**DA SVOLGERE**. Secondo il testo sulla fermentazione, per quale motivo nel processo non si deve improvvisare? Spiegalo in una o due frasi.

**ESTRATTO DEL TESTO**.
_ _ _

“Una volta passata la moda, dove eri uno chef figo solo se fermentavi, ora chi fermenta veramente non sente nemmeno più la necessità di comunicarlo e lo fa in funzione del gusto, non della tecnica - così Davide Caranchini del ristorante Materia a Cernobbio, una Stella Michelin -. Per come la intendo io, la fermentazione è sì un metodo di conservazione, ma è principalmente una tecnica che consente di raggiungere gusti e consistenze che in altri modi non riusciremmo a ottenere”.
Il processo lavora con i batteri e, quindi, non bisogna improvvisare. Lo sa bene Ariel Hagen, Saporium Firenze, 2 Stelle Michelin, che ha persino un Fermentation Lab negli spazi della tenuta madre, Borgo Santo Pietro: le fermentazioni, mai spinte sul versante della provocazione dall’odore sgradevole, sono un oggetto di studio da parte del giovane cuoco, che le propone in assaggi come la terrina di patata con mirtillo rosso lacto-fermentato e bresaola di Agnello del Borgo Santo Pietro.

_ _ _

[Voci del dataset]

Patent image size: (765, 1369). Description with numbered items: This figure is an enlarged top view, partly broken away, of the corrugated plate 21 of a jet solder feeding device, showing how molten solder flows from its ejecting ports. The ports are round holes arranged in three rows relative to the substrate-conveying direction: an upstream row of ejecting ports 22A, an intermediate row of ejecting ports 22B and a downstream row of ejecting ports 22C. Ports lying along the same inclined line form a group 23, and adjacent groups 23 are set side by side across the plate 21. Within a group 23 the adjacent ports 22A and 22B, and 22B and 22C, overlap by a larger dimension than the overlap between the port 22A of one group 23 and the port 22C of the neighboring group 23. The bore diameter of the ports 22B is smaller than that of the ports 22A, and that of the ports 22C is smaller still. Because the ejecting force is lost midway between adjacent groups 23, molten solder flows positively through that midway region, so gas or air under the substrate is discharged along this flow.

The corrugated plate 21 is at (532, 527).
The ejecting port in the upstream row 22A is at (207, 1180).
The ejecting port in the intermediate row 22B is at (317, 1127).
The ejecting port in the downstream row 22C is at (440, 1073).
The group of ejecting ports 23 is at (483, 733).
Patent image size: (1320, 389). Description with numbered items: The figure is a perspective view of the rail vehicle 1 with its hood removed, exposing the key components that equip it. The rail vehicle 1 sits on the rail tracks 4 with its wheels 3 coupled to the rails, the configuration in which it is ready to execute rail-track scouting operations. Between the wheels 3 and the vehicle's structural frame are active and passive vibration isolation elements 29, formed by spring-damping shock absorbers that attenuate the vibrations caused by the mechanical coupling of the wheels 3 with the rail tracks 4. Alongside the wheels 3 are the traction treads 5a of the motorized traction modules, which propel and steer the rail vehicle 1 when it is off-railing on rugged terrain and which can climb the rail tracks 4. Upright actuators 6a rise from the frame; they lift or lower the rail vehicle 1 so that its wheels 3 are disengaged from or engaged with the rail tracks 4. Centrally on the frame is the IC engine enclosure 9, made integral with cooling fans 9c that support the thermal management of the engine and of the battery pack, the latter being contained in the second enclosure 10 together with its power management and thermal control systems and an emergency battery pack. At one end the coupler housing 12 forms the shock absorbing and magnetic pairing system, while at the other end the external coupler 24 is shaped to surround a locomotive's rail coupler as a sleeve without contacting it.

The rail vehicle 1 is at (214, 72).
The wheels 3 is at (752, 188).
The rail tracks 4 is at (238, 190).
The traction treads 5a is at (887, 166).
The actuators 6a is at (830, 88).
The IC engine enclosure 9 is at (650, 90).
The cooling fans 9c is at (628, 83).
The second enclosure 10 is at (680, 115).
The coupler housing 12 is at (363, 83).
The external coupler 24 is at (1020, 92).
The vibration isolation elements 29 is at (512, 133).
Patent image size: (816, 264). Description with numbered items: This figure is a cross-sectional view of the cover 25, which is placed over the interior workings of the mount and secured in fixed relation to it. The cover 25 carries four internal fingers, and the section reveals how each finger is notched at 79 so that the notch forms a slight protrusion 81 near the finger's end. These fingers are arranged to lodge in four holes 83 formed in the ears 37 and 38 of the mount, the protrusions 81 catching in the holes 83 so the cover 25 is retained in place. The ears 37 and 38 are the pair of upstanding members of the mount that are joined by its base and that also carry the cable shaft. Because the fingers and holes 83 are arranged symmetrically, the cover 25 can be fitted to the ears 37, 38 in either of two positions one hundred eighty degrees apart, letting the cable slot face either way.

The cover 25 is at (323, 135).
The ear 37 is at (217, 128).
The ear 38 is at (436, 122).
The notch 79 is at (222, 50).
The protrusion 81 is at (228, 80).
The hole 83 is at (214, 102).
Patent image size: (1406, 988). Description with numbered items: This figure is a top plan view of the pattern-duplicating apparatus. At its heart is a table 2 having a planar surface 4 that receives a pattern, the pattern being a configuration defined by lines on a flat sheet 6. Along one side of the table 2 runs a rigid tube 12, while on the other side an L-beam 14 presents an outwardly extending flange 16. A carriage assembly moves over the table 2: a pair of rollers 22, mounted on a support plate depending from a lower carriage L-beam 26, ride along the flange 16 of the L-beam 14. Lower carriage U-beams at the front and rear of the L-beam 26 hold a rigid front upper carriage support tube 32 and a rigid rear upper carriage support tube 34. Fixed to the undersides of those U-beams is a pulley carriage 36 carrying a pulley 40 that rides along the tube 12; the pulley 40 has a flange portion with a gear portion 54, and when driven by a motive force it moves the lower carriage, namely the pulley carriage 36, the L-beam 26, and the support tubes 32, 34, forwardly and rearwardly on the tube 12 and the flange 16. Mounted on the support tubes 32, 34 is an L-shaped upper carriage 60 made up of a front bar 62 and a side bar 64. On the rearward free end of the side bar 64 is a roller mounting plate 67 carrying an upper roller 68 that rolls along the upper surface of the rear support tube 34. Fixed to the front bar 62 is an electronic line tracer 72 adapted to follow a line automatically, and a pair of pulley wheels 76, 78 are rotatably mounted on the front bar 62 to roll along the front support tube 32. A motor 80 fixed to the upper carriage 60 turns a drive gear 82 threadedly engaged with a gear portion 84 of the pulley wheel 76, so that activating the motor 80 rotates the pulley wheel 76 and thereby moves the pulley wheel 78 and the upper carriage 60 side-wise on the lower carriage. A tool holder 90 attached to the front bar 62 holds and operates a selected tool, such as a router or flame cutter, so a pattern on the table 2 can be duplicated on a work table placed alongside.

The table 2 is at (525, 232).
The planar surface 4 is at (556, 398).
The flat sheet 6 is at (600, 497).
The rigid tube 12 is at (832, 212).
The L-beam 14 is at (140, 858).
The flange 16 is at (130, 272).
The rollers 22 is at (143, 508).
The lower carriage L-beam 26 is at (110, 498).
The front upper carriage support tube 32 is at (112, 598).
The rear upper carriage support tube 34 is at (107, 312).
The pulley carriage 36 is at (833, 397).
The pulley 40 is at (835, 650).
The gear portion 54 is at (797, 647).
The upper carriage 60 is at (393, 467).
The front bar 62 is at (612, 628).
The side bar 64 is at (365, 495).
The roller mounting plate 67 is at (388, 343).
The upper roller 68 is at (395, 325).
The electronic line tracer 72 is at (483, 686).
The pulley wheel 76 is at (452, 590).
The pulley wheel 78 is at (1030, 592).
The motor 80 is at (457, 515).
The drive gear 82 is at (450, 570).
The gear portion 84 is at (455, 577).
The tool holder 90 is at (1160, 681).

_ _ _

**ESERCIZIO SVOLTO**. Non si deve improvvisare perché il processo di fermentazione lavora con i batteri.